Repeat the listing below in full, exactly as it stands.

[Collected data entries]
/---
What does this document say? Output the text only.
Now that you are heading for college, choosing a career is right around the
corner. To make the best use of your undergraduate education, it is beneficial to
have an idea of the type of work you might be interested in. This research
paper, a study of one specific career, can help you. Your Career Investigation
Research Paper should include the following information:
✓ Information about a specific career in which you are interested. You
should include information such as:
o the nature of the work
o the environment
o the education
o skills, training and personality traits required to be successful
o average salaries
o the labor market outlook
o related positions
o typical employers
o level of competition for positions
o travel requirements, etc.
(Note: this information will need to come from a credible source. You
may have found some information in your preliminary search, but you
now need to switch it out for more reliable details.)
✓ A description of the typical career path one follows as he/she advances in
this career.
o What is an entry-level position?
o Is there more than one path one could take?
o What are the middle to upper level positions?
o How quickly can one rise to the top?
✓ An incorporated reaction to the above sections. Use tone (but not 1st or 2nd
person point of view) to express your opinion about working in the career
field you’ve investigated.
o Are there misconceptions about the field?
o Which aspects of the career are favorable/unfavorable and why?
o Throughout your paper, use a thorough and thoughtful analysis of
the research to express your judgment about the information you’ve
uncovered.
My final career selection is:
\---
Output of the task:
What does this document say? Output the text only.
Now that you are heading for college, choosing a career is right around the
corner. To make the best use of your undergraduate education, it is beneficial to
have an idea of the type of work you might be interested in. This research
paper, a study of one specific career, can help you. Your Career Investigation
Research Paper should include the following information:
✓ Information about a specific career in which you are interested. You
should include information such as:
o the nature of the work
o the environment
o the education
o skills, training and personality traits required to be successful
o average salaries
o the labor market outlook
o related positions
o typical employers
o level of competition for positions
o travel requirements, etc.
(Note: this information will need to come from a credible source. You
may have found some information in your preliminary search, but you
now need to switch it out for more reliable details.)
✓ A description of the typical career path one follows as he/she advances in
this career.
o What is an entry-level position?
o Is there more than one path one could take?
o What are the middle to upper level positions?
o How quickly can one rise to the top?
✓ An incorporated reaction to the above sections. Use tone (but not 1st or 2nd
person point of view) to express your opinion about working in the career
field you’ve investigated.
o Are there misconceptions about the field?
o Which aspects of the career are favorable/unfavorable and why?
o Throughout your paper, use a thorough and thoughtful analysis of
the research to express your judgment about the information you’ve
uncovered.
My final career selection is:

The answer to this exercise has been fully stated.